▸ What you should do
Report each line of the records where "Bohnen" occurs.

▸ Dataset records of document pages
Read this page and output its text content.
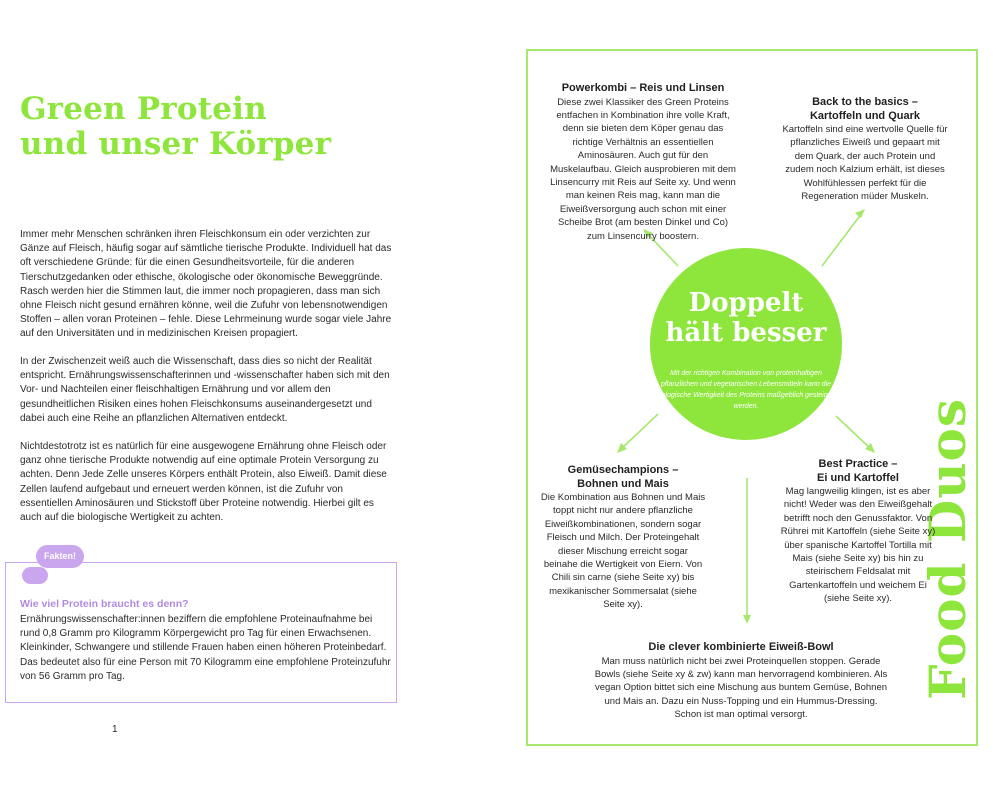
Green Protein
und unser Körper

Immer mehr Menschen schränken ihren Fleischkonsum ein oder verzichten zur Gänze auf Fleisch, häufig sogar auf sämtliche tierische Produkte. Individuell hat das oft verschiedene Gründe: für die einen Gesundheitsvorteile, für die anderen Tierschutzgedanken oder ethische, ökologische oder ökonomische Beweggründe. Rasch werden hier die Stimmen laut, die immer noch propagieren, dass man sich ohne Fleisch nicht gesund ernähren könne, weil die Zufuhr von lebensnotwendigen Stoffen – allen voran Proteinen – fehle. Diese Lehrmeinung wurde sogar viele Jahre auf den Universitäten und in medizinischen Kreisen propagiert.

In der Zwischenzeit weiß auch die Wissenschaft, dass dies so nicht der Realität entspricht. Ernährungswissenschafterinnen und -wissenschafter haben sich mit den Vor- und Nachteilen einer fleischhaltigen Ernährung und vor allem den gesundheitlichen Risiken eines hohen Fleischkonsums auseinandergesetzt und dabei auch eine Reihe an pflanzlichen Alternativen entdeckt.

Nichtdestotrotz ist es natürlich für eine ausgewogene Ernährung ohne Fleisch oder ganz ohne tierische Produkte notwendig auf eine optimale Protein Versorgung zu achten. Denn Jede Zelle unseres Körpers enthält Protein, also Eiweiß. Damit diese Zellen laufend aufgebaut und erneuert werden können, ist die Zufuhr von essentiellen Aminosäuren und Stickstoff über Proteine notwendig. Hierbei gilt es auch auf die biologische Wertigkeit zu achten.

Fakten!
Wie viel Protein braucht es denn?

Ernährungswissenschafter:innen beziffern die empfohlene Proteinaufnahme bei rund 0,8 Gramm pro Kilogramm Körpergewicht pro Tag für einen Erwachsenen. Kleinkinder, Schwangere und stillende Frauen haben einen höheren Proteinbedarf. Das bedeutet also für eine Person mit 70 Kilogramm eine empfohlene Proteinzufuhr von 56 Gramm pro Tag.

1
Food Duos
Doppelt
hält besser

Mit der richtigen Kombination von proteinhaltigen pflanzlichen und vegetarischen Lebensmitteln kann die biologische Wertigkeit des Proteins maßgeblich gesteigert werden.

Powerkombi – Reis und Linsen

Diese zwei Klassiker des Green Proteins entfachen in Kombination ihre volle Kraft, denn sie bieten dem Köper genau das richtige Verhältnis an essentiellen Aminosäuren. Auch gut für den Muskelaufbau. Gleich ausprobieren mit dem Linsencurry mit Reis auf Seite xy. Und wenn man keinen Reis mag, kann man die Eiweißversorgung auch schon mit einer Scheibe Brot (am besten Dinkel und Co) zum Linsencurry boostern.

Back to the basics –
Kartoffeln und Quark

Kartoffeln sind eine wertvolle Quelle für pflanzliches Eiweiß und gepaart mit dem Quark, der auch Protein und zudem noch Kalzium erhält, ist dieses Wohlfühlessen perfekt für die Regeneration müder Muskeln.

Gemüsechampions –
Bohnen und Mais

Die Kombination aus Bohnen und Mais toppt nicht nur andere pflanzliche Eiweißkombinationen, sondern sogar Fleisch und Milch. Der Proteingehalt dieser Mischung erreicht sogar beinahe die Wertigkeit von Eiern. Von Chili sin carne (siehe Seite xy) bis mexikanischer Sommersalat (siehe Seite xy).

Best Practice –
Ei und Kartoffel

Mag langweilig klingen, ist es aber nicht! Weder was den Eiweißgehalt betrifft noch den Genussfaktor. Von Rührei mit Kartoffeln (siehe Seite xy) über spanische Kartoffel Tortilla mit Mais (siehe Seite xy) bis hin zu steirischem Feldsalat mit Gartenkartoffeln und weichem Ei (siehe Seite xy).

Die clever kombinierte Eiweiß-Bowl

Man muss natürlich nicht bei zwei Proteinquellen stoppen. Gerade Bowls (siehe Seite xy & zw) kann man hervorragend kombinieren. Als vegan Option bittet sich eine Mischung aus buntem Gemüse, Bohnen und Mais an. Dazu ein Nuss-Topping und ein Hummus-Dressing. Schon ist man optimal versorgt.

▸ Exercise result
Bohnen und Mais
Die Kombination aus Bohnen und Mais toppt nicht nur andere pflanzliche Eiweißkombinationen, sondern sogar Fleisch und Milch. Der Proteingehalt dieser Mischung erreicht sogar beinahe die Wertigkeit von Eiern. Von Chili sin carne (siehe Seite xy) bis mexikanischer Sommersalat (siehe Seite xy).
Man muss natürlich nicht bei zwei Proteinquellen stoppen. Gerade Bowls (siehe Seite xy & zw) kann man hervorragend kombinieren. Als vegan Option bittet sich eine Mischung aus buntem Gemüse, Bohnen und Mais an. Dazu ein Nuss-Topping und ein Hummus-Dressing. Schon ist man optimal versorgt.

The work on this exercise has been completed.